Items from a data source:
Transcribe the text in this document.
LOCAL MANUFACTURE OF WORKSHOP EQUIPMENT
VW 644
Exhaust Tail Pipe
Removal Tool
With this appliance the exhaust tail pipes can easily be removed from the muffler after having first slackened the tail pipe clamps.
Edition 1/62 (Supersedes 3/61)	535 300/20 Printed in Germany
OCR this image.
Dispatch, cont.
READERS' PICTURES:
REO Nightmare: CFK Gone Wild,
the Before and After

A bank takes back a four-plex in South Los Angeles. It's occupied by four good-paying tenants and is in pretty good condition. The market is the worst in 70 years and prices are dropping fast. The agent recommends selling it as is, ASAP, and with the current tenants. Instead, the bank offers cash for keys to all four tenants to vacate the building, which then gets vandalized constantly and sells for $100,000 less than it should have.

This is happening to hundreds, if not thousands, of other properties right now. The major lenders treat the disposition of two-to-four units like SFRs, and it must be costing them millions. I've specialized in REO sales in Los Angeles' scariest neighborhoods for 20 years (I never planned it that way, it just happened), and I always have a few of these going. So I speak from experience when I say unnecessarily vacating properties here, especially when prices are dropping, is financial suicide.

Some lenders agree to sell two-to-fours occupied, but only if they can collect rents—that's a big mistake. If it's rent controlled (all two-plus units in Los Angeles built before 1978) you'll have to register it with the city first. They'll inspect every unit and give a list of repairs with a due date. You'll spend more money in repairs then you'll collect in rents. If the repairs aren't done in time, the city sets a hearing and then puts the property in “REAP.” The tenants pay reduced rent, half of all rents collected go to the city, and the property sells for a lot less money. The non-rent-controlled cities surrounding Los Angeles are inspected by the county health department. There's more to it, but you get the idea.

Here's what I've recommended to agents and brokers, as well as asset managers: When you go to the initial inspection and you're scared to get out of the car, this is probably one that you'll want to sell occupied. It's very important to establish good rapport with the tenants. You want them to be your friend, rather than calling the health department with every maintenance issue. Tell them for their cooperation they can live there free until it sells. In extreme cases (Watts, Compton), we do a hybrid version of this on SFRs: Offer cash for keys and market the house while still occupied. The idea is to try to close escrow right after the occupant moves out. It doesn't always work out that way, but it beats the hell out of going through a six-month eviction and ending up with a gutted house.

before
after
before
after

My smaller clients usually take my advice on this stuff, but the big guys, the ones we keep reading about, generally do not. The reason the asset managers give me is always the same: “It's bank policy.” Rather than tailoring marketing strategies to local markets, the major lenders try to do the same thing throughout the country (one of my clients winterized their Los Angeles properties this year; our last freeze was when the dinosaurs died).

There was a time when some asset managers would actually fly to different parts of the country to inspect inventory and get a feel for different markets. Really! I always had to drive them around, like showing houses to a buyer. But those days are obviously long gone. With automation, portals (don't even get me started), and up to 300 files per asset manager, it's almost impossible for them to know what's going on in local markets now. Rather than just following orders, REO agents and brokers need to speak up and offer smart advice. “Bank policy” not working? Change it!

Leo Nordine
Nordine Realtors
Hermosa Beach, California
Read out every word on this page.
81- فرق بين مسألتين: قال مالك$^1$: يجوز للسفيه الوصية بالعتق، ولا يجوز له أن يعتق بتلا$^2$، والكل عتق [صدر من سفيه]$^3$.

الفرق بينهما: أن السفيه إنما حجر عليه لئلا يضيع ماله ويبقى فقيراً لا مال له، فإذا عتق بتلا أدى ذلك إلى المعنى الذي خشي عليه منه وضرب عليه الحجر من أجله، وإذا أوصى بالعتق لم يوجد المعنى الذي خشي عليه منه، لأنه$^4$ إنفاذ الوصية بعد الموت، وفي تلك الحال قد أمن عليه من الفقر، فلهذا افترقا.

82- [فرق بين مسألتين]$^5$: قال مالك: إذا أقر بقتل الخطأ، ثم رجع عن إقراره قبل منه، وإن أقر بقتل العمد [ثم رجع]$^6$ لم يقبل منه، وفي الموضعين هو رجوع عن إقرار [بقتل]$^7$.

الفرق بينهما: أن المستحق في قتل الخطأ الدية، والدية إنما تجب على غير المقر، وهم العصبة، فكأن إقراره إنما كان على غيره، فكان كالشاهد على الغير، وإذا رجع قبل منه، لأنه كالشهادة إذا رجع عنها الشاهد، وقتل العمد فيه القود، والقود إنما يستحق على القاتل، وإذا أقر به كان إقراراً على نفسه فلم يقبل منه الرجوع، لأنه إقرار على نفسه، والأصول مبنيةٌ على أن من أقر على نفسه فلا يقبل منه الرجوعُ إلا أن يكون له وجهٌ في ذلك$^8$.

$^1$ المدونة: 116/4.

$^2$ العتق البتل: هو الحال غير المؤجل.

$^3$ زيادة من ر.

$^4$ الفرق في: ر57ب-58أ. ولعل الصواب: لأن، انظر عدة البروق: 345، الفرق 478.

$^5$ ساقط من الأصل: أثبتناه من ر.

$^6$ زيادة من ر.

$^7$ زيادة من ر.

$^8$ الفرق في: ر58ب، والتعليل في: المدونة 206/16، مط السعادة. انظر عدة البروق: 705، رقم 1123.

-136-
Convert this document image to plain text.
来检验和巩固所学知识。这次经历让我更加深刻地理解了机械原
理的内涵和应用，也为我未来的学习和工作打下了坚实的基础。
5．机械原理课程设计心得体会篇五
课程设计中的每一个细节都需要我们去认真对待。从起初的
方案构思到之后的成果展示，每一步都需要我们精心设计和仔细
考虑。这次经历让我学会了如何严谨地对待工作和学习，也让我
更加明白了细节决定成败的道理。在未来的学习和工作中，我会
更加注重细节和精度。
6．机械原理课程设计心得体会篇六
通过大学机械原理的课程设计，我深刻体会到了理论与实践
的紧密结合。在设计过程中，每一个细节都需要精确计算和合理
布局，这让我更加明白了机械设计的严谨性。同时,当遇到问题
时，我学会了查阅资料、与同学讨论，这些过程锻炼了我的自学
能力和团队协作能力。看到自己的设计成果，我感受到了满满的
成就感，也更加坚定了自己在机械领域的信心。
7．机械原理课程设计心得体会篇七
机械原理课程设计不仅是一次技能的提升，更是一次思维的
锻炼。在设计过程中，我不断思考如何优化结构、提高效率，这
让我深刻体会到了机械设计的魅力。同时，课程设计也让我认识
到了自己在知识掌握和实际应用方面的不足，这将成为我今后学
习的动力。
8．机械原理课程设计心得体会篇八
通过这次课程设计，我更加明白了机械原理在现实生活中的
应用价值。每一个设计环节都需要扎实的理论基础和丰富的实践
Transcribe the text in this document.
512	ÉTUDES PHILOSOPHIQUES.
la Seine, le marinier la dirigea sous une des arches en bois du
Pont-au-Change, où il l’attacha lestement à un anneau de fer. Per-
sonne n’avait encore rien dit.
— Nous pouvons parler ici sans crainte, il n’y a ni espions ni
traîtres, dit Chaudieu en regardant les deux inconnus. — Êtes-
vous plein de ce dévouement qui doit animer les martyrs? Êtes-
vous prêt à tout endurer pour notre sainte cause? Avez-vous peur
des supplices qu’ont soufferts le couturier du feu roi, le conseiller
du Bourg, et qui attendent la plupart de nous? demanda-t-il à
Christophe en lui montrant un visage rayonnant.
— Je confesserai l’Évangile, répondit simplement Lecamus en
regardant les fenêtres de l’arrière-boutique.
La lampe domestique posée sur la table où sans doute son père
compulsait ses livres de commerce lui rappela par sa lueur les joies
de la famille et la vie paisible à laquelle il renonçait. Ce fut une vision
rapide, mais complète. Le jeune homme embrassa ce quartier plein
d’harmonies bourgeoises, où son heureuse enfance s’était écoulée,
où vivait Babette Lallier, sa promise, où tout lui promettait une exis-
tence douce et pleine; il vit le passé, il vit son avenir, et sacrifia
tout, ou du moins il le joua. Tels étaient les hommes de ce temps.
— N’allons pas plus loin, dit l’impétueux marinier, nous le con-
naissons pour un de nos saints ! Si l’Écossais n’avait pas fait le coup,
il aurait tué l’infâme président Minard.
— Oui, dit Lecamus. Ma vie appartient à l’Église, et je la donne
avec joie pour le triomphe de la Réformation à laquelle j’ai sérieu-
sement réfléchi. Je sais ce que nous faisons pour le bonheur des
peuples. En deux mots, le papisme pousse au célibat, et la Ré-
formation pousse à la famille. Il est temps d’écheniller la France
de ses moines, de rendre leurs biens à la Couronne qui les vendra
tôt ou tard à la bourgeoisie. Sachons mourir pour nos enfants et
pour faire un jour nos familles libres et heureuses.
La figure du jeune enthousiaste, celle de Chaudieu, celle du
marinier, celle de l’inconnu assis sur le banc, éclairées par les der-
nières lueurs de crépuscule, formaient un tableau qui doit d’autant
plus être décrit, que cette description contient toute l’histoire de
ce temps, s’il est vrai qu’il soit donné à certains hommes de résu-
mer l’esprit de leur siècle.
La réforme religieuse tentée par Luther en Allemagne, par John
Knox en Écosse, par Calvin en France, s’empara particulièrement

# GIVEN REQUEST
Copy, from the material, each line that holds the string "celle".

# ANSWER FOR THIS EXERCISE
La figure du jeune enthousiaste, celle de Chaudieu, celle du
marinier, celle de l’inconnu assis sur le banc, éclairées par les der-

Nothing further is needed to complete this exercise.